Search the data for the word "screenshot" and copy every line where it occurs.
>>>>
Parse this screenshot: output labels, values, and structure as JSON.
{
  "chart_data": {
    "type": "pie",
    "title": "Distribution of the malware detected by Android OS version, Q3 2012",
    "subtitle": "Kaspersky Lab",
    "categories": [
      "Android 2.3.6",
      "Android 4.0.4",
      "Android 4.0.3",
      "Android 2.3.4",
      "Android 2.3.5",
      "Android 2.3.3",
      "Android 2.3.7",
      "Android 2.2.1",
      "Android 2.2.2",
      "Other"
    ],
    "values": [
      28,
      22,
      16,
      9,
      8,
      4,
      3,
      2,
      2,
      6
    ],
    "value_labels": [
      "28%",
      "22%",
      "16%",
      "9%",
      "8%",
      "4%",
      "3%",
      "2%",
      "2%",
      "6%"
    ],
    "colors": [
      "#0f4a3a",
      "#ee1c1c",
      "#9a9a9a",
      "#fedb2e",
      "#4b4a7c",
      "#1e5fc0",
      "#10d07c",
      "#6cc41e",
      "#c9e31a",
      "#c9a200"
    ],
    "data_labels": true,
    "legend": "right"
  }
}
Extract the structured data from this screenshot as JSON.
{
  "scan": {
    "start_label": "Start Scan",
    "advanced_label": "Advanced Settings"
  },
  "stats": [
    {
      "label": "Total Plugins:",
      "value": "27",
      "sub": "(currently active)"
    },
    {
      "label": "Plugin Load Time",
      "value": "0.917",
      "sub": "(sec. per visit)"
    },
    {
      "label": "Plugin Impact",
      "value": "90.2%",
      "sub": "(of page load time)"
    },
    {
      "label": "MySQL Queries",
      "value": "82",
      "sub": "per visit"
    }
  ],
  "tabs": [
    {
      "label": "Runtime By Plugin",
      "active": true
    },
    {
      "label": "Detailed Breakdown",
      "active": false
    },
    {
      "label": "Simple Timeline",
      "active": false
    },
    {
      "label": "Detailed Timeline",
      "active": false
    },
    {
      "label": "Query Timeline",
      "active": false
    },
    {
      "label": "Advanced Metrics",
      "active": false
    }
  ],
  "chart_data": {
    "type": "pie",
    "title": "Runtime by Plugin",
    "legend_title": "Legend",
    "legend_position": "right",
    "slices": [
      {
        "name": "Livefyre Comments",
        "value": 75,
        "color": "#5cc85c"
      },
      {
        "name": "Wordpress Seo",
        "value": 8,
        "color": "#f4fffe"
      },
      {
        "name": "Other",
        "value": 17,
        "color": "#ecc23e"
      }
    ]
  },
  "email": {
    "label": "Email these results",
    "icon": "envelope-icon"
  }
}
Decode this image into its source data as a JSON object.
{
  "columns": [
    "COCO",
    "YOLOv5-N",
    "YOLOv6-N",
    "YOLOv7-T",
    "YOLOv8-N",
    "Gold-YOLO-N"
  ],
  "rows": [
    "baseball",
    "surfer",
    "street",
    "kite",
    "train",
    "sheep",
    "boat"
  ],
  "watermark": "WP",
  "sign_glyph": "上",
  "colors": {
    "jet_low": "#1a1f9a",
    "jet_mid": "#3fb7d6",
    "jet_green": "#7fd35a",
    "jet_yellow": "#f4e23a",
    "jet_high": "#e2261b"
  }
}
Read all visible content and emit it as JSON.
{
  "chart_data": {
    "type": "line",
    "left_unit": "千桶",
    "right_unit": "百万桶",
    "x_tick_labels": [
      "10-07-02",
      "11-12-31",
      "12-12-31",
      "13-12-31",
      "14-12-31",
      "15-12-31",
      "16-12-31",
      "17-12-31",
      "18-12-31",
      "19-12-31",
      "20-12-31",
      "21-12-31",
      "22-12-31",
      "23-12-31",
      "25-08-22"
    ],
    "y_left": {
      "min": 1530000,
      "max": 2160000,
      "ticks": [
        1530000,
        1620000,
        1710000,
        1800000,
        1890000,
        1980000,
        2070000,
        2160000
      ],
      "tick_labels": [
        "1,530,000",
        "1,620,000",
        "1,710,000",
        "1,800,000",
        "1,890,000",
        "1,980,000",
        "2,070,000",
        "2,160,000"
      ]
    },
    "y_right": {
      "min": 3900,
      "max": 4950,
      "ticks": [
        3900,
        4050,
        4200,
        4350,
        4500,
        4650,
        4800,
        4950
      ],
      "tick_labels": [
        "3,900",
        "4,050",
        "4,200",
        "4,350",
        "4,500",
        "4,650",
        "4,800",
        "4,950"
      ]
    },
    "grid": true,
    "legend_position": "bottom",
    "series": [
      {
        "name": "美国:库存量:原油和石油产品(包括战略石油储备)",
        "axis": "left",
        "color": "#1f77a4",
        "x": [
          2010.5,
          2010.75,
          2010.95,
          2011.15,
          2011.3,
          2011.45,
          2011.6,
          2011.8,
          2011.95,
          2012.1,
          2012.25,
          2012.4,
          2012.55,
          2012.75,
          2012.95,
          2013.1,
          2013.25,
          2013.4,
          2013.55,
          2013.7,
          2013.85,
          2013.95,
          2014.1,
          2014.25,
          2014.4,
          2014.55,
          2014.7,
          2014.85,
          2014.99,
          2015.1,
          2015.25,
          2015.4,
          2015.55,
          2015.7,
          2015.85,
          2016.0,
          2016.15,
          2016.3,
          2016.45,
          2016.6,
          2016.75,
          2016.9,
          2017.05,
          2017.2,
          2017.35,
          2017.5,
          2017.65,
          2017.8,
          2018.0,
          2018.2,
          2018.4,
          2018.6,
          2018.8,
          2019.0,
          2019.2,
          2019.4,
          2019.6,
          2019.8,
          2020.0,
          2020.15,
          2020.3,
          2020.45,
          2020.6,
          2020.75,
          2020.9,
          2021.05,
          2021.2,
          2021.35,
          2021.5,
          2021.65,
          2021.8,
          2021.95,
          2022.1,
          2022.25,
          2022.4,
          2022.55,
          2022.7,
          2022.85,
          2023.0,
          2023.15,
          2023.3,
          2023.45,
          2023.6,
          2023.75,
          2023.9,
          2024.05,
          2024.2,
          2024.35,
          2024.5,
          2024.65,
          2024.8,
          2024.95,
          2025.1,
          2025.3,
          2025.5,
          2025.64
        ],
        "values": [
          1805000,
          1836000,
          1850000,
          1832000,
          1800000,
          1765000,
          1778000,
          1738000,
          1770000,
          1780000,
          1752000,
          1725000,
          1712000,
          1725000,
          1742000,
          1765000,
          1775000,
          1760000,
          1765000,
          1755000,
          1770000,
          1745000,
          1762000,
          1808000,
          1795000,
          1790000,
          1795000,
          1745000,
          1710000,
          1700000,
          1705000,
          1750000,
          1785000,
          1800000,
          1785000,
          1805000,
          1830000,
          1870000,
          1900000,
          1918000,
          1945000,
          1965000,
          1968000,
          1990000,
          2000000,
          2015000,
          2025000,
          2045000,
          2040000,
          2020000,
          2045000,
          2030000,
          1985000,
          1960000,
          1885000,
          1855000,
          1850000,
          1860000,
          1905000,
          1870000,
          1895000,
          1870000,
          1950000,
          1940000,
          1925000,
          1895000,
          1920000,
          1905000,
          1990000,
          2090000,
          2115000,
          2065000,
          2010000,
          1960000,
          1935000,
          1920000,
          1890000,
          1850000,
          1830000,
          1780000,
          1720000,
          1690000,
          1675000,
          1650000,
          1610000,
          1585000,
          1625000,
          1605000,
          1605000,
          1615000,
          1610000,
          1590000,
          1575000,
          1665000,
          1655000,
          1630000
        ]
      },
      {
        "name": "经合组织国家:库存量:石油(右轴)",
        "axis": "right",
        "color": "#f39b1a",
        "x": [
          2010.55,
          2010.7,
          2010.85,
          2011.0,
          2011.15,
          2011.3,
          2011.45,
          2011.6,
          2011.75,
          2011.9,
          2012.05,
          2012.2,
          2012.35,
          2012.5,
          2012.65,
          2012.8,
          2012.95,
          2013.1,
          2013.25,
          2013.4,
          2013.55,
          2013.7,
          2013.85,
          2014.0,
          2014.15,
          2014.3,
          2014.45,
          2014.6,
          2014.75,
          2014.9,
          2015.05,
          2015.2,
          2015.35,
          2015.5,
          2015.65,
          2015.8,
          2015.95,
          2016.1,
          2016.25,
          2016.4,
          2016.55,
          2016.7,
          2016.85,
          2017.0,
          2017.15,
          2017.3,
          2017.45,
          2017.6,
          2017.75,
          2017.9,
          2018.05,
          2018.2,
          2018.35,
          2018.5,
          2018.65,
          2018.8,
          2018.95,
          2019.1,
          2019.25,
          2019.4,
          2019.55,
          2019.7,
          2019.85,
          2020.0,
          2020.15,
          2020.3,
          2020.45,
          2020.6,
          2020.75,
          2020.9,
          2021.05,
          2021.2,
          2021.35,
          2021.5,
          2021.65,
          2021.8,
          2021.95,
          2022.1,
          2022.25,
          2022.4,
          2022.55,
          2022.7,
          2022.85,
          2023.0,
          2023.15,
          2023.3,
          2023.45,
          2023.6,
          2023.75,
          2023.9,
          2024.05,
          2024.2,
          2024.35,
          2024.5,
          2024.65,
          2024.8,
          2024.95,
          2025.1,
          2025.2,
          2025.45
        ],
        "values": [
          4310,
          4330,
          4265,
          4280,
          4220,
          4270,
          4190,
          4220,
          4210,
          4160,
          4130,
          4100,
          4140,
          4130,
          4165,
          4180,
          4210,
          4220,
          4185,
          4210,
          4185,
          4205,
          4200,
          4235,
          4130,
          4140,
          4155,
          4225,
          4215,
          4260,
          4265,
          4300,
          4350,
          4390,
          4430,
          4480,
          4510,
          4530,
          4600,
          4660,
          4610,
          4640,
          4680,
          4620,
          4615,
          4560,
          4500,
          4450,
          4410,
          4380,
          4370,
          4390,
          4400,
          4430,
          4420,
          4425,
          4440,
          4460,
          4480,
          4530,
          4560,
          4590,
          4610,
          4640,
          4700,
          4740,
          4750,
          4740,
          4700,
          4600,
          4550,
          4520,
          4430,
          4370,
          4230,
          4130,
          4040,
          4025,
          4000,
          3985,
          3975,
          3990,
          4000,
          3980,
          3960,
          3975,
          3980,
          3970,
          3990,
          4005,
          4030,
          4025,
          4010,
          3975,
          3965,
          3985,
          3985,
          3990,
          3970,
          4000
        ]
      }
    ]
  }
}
<<<<
**EXERCISE SOLUTION:**
Parse this screenshot: output labels, values, and structure as JSON.
Extract the structured data from this screenshot as JSON.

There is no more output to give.